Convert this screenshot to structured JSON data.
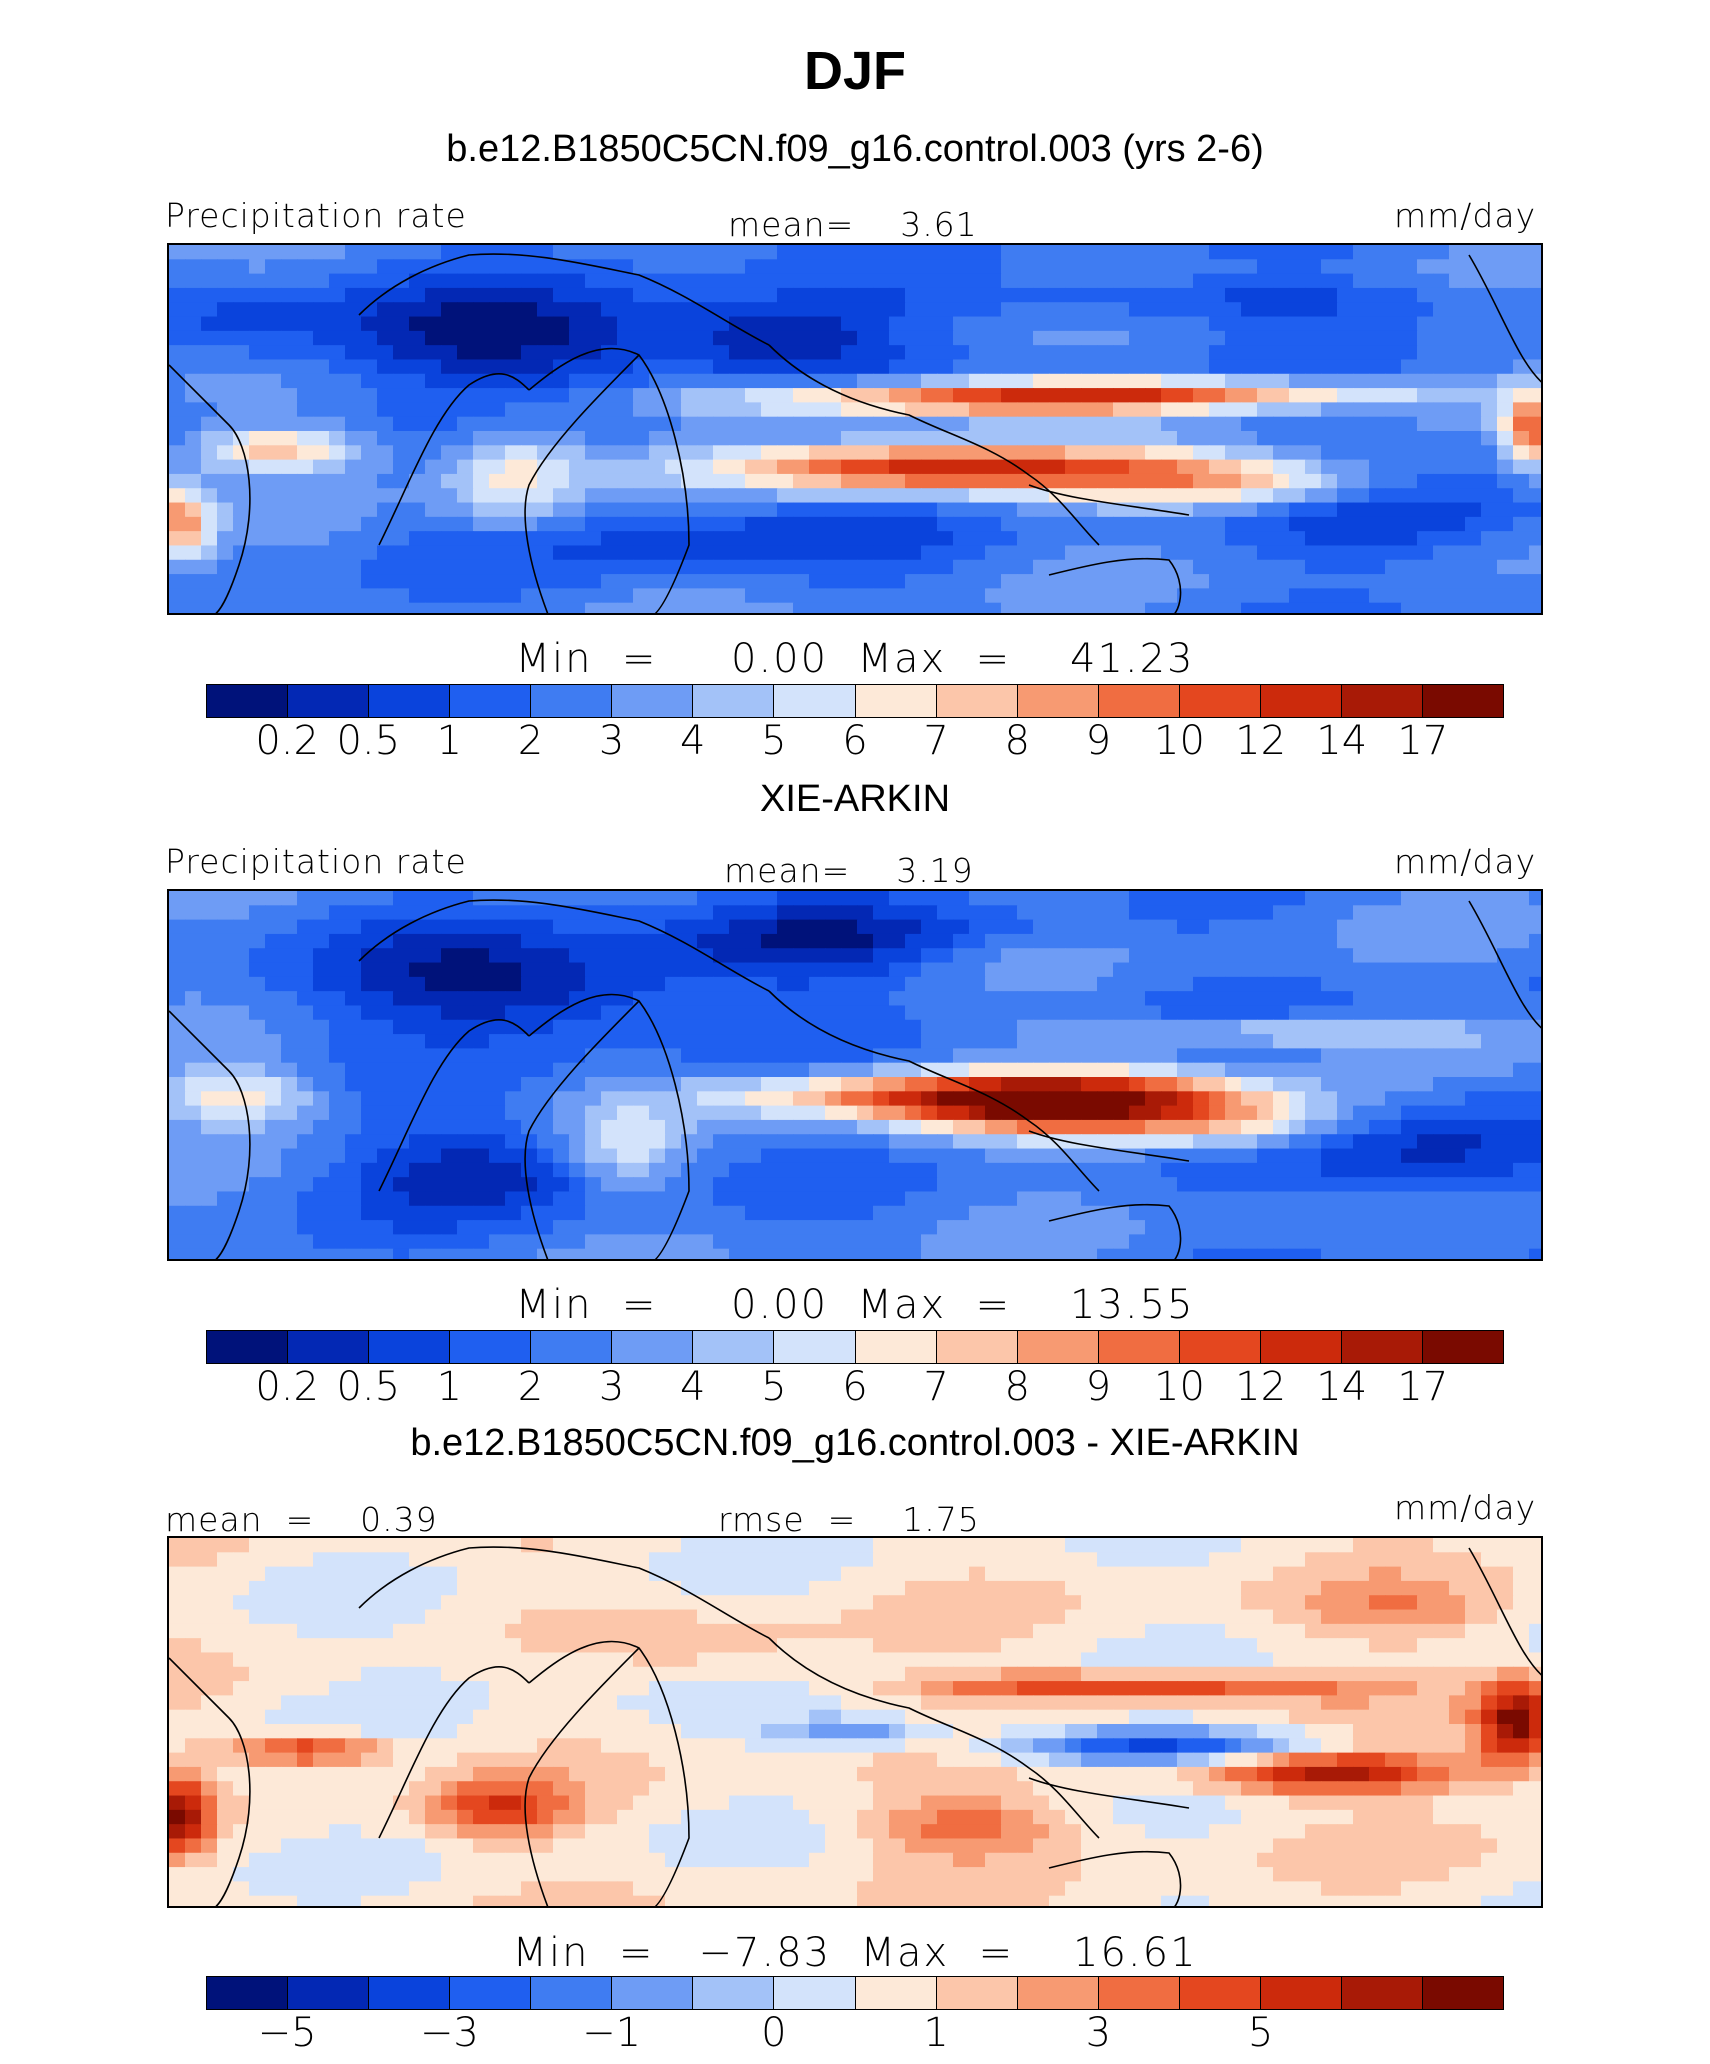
{
  "title": "DJF",
  "colors": [
    "#00127a",
    "#0328b4",
    "#0a43dc",
    "#1f5ff0",
    "#3f7cf2",
    "#6e9cf5",
    "#a3c2f8",
    "#d3e3fb",
    "#fde9d8",
    "#fcc6aa",
    "#f79a72",
    "#f06d41",
    "#e4471f",
    "#cc2a0c",
    "#a81a06",
    "#7a0a00"
  ],
  "panels": [
    {
      "subtitle": "b.e12.B1850C5CN.f09_g16.control.003 (yrs 2-6)",
      "left_label": "Precipitation rate",
      "center_label": "mean=    3.61",
      "right_label": "mm/day",
      "minmax": "Min  =     0.00  Max  =    41.23",
      "ticks": [
        "0.2",
        "0.5",
        "1",
        "2",
        "3",
        "4",
        "5",
        "6",
        "7",
        "8",
        "9",
        "10",
        "12",
        "14",
        "17"
      ],
      "field_mean_level": 4
    },
    {
      "subtitle": "XIE-ARKIN",
      "left_label": "Precipitation rate",
      "center_label": "mean=    3.19",
      "right_label": "mm/day",
      "minmax": "Min  =     0.00  Max  =    13.55",
      "ticks": [
        "0.2",
        "0.5",
        "1",
        "2",
        "3",
        "4",
        "5",
        "6",
        "7",
        "8",
        "9",
        "10",
        "12",
        "14",
        "17"
      ],
      "field_mean_level": 4
    },
    {
      "subtitle": "b.e12.B1850C5CN.f09_g16.control.003 - XIE-ARKIN",
      "left_label": "mean  =    0.39",
      "center_label": "rmse  =    1.75",
      "right_label": "mm/day",
      "minmax": "Min  =   −7.83  Max  =    16.61",
      "ticks": [
        "−5",
        "",
        "−3",
        "",
        "−1",
        "",
        "0",
        "",
        "1",
        "",
        "3",
        "",
        "5",
        "",
        ""
      ],
      "field_mean_level": 8
    }
  ]
}
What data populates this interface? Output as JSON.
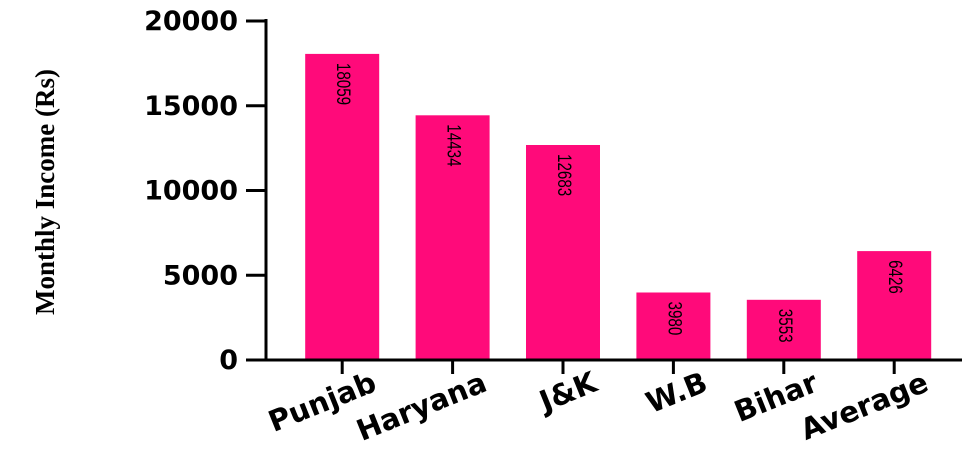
{
  "chart_data": {
    "type": "bar",
    "title": "",
    "xlabel": "",
    "ylabel": "Monthly Income (Rs)",
    "categories": [
      "Punjab",
      "Haryana",
      "J&K",
      "W.B",
      "Bihar",
      "Average"
    ],
    "values": [
      18059,
      14434,
      12683,
      3980,
      3553,
      6426
    ],
    "data_labels": [
      "18059",
      "14434",
      "12683",
      "3980",
      "3553",
      "6426"
    ],
    "yticks": [
      0,
      5000,
      10000,
      15000,
      20000
    ],
    "ytick_labels": [
      "0",
      "5000",
      "10000",
      "15000",
      "20000"
    ],
    "ylim": [
      0,
      20000
    ],
    "grid": false,
    "legend": "none",
    "colors": {
      "bar": "#FF0A7A",
      "axis": "#000000",
      "text": "#000000"
    }
  }
}
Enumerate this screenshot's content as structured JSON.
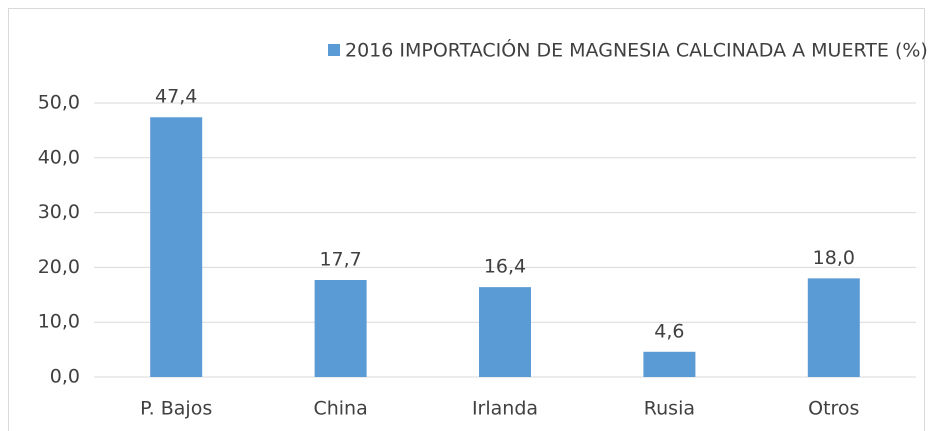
{
  "chart_data": {
    "type": "bar",
    "categories": [
      "P. Bajos",
      "China",
      "Irlanda",
      "Rusia",
      "Otros"
    ],
    "series": [
      {
        "name": "2016 IMPORTACIÓN DE MAGNESIA CALCINADA A MUERTE (%)",
        "color": "#5b9bd5",
        "values": [
          47.4,
          17.7,
          16.4,
          4.6,
          18.0
        ],
        "value_labels": [
          "47,4",
          "17,7",
          "16,4",
          "4,6",
          "18,0"
        ]
      }
    ],
    "ylim": [
      0,
      50
    ],
    "yticks": [
      {
        "value": 0,
        "label": "0,0"
      },
      {
        "value": 10,
        "label": "10,0"
      },
      {
        "value": 20,
        "label": "20,0"
      },
      {
        "value": 30,
        "label": "30,0"
      },
      {
        "value": 40,
        "label": "40,0"
      },
      {
        "value": 50,
        "label": "50,0"
      }
    ],
    "grid": true,
    "legend": "top"
  }
}
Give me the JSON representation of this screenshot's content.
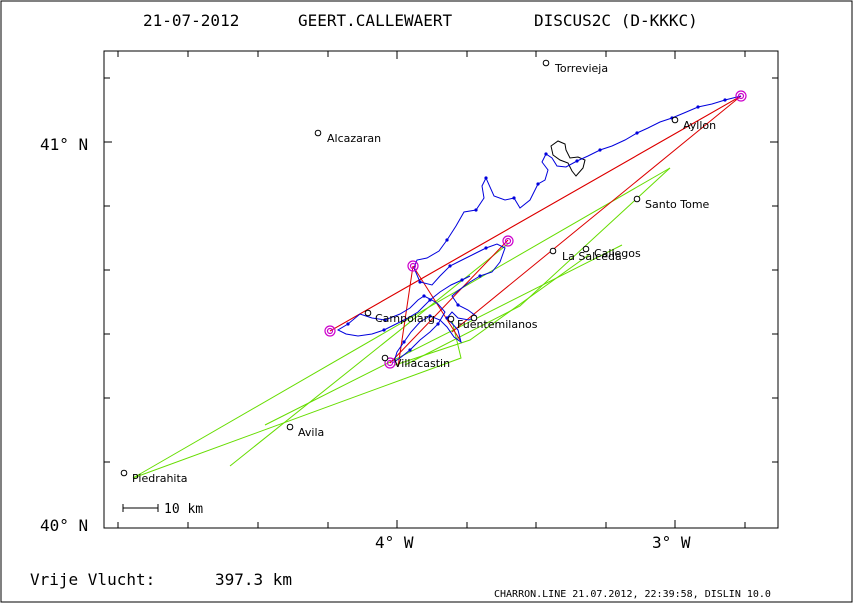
• • • • • • •
● **DESCRIPTION OF THE TASK**: Check each line above for the word "control", and copy the lines where it appears.

● **WRITTEN ANSWER**:
      "subtitle": "b.e12.B1850C5CN.f09_g16.control.003 (yrs 2-6)",
      "subtitle": "b.e12.B1850C5CN.f09_g16.control.003 - XIE-ARKIN",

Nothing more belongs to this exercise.